— begin Records for this exercise —

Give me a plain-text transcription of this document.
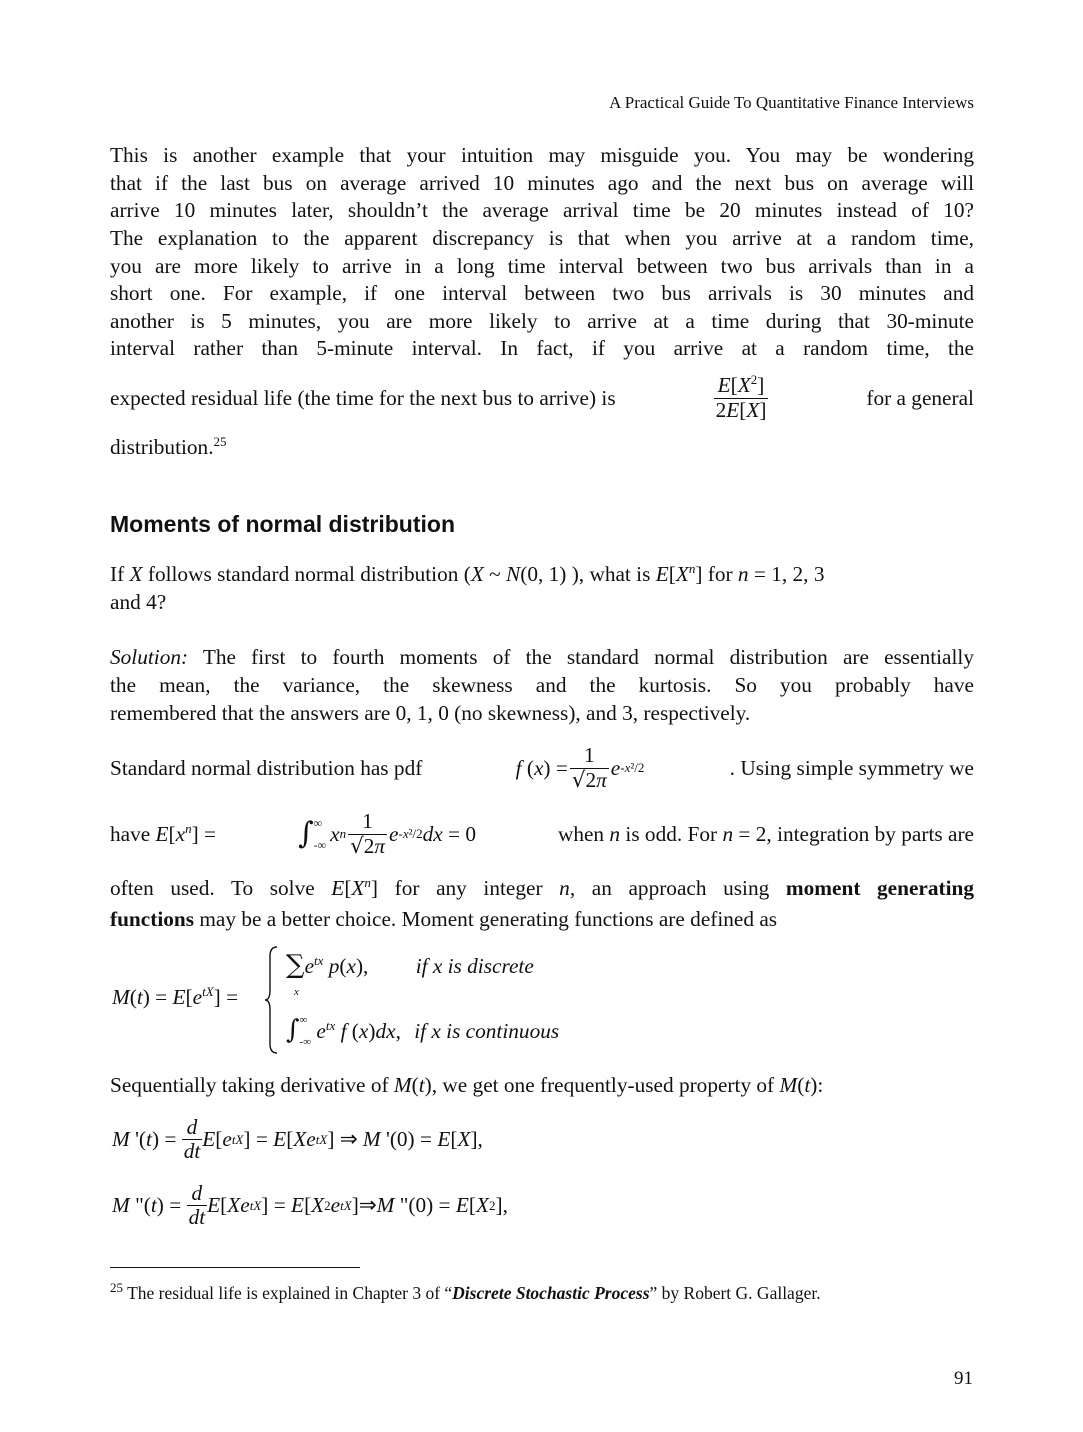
A Practical Guide To Quantitative Finance Interviews
This is another example that your intuition may misguide you. You may be wondering
that if the last bus on average arrived 10 minutes ago and the next bus on average will
arrive 10 minutes later, shouldn’t the average arrival time be 20 minutes instead of 10?
The explanation to the apparent discrepancy is that when you arrive at a random time,
you are more likely to arrive in a long time interval between two bus arrivals than in a
short one. For example, if one interval between two bus arrivals is 30 minutes and
another is 5 minutes, you are more likely to arrive at a time during that 30-minute
interval rather than 5-minute interval. In fact, if you arrive at a random time, the
expected residual life (the time for the next bus to arrive) is	$\frac{E[X^2]}{2E[X]}$	for a general
distribution.$^{25}$
Moments of normal distribution
If X follows standard normal distribution (X ~ N(0, 1) ), what is $E[X^n]$ for n = 1, 2, 3
and 4?
Solution: The first to fourth moments of the standard normal distribution are essentially
the mean, the variance, the skewness and the kurtosis. So you probably have
remembered that the answers are 0, 1, 0 (no skewness), and 3, respectively.
Standard normal distribution has pdf	f ( x ) = $\frac{1}{√2\pi}$ e -x²/2	. Using simple symmetry we
have $E[x^n]$ =	∫ ∞
-∞ x n $\frac{1}{√2\pi}$ e -x²/2 dx = 0	when n is odd. For n = 2, integration by parts are
often used. To solve $E[X^n]$ for any integer n, an approach using moment generating
functions may be a better choice. Moment generating functions are defined as
$M(t) = E[e^{tX}]$ =
$\sum e^{tx}$ p(x), if x is discrete
x
∫∞

-∞ $e^{tx}$ f (x)dx, if x is continuous
Sequentially taking derivative of M(t), we get one frequently-used property of M(t):
M '( t ) = $\frac{d}{dt}$ E [ e tX ] = E [ Xe tX ] ⇒ M '(0) = E [ X ],
M "( t ) = $\frac{d}{dt}$ E [ Xe tX ] = E [ X 2 e tX ]⇒ M "(0) = E [ X 2 ],
$^{25}$ The residual life is explained in Chapter 3 of “Discrete Stochastic Process” by Robert G. Gallager.
91
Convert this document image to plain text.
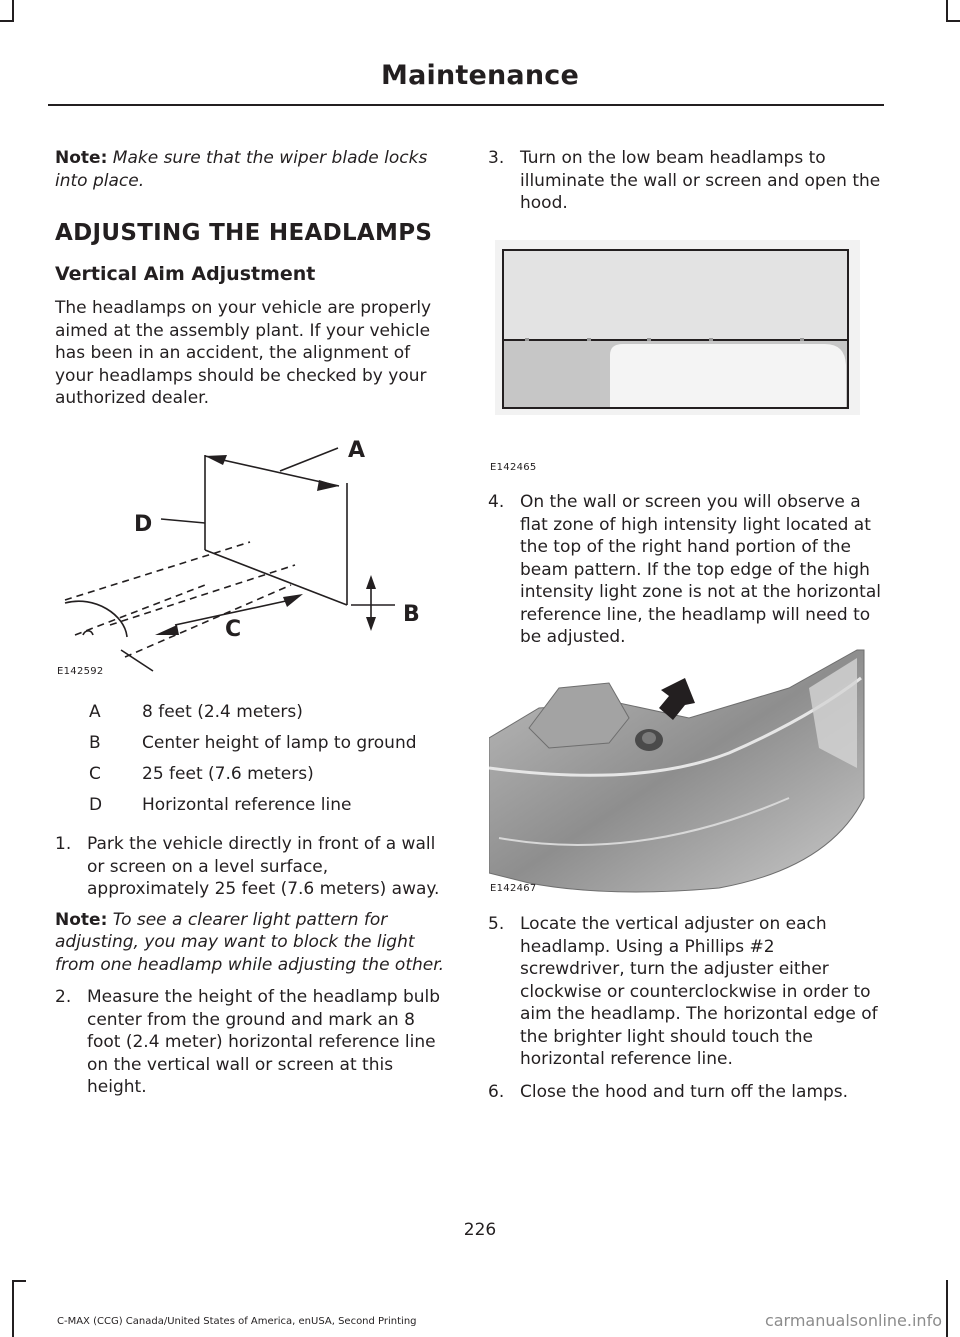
Maintenance
Note: Make sure that the wiper blade locks into place.
ADJUSTING THE HEADLAMPS
Vertical Aim Adjustment
The headlamps on your vehicle are properly aimed at the assembly plant. If your vehicle has been in an accident, the alignment of your headlamps should be checked by your authorized dealer.
A
B
C
D
E142592
A 8 feet (2.4 meters)
B Center height of lamp to ground
C 25 feet (7.6 meters)
D Horizontal reference line
1. Park the vehicle directly in front of a wall or screen on a level surface, approximately 25 feet (7.6 meters) away.
Note: To see a clearer light pattern for adjusting, you may want to block the light from one headlamp while adjusting the other.
2. Measure the height of the headlamp bulb center from the ground and mark an 8 foot (2.4 meter) horizontal reference line on the vertical wall or screen at this height.
3. Turn on the low beam headlamps to illuminate the wall or screen and open the hood.
E142465
4. On the wall or screen you will observe a flat zone of high intensity light located at the top of the right hand portion of the beam pattern. If the top edge of the high intensity light zone is not at the horizontal reference line, the headlamp will need to be adjusted.
E142467
5. Locate the vertical adjuster on each headlamp. Using a Phillips #2 screwdriver, turn the adjuster either clockwise or counterclockwise in order to aim the headlamp. The horizontal edge of the brighter light should touch the horizontal reference line.
6. Close the hood and turn off the lamps.
226
C-MAX (CCG) Canada/United States of America, enUSA, Second Printing	carmanualsonline.info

— end Records for this exercise —

* _Written request_
Looking at the material above, count the lines that hold "beam" and give the total alone.

* _Right answer_
2